### WHAT YOU WILL DO
Gather each line of the items below that contains the string "logo", and copy every such line in full.

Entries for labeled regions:
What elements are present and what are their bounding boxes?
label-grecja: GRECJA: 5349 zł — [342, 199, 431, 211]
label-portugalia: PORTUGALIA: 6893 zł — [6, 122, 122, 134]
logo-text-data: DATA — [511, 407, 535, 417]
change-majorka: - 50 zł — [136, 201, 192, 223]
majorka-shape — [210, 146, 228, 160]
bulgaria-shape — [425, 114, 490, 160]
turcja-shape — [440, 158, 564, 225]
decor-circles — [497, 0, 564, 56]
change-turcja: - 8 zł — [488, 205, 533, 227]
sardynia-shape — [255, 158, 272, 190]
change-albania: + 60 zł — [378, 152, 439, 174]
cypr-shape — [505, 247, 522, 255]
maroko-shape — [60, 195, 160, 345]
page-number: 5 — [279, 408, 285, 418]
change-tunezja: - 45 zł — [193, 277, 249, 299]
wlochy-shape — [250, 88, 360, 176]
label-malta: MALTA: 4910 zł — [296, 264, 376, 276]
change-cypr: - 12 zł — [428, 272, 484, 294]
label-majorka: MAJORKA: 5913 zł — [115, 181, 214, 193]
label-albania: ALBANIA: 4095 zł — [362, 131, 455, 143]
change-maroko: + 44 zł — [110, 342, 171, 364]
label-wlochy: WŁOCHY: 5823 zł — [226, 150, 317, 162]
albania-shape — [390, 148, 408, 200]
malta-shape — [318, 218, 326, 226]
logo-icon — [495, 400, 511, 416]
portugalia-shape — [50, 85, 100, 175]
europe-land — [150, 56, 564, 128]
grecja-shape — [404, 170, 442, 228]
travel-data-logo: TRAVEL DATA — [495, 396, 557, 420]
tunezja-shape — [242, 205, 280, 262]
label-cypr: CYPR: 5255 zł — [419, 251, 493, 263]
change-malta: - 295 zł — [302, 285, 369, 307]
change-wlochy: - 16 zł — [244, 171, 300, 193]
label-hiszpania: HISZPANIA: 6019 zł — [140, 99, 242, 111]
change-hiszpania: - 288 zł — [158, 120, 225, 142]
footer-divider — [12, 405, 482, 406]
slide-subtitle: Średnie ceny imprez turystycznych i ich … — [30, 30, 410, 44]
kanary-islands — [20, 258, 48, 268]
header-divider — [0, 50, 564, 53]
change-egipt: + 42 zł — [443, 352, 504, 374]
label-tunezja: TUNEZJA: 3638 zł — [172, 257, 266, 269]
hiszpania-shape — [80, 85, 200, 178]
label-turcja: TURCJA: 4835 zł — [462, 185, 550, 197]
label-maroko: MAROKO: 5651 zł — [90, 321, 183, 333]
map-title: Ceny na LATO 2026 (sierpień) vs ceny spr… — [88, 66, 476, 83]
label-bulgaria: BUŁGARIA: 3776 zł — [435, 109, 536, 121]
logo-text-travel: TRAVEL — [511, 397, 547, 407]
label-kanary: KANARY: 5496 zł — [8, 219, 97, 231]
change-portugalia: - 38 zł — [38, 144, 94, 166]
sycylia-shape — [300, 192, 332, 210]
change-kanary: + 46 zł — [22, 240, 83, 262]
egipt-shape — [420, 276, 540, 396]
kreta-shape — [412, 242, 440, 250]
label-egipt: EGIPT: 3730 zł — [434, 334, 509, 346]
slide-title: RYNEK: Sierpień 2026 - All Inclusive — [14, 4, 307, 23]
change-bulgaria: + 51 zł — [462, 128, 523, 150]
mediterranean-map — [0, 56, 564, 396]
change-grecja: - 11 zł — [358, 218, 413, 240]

### EXERCISE ANSWER
logo-text-data: DATA — [511, 407, 535, 417]
logo-icon — [495, 400, 511, 416]
travel-data-logo: TRAVEL DATA — [495, 396, 557, 420]
logo-text-travel: TRAVEL — [511, 397, 547, 407]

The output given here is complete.